== WHAT YOU ARE ASKED TO DO ==
Note each line of the listing that contains the string "this", and copy it.

--- begin ---

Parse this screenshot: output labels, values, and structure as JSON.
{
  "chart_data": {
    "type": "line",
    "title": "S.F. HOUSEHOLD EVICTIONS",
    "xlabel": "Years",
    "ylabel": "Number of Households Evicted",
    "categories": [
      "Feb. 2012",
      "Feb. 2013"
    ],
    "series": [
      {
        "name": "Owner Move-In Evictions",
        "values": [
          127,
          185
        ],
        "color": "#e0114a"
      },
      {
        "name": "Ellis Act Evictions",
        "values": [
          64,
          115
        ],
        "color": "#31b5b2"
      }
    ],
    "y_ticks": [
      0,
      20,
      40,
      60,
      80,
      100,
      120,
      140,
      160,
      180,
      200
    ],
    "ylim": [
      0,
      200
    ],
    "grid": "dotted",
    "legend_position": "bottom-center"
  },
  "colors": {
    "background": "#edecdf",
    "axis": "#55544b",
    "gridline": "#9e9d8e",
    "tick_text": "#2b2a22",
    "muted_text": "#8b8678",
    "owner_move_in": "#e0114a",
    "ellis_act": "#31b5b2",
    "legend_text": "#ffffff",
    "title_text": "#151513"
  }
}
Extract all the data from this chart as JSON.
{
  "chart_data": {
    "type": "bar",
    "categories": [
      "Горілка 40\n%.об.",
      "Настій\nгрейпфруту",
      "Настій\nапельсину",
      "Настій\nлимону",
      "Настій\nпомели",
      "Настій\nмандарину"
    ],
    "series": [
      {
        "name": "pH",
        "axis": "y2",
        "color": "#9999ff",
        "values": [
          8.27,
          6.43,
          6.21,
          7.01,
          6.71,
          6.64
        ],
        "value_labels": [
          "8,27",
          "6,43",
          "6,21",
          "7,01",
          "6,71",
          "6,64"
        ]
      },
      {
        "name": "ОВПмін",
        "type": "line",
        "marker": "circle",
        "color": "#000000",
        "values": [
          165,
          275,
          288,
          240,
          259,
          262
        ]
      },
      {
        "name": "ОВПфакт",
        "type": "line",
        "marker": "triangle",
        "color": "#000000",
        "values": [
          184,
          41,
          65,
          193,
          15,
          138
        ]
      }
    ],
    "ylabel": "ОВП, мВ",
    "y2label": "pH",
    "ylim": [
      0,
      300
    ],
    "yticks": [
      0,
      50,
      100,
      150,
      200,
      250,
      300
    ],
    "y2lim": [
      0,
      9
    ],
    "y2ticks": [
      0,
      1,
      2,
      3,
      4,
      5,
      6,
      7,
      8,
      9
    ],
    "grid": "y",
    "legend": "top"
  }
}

--- end ---

== WRITTEN ANSWER ==
Parse this screenshot: output labels, values, and structure as JSON.
Extract all the data from this chart as JSON.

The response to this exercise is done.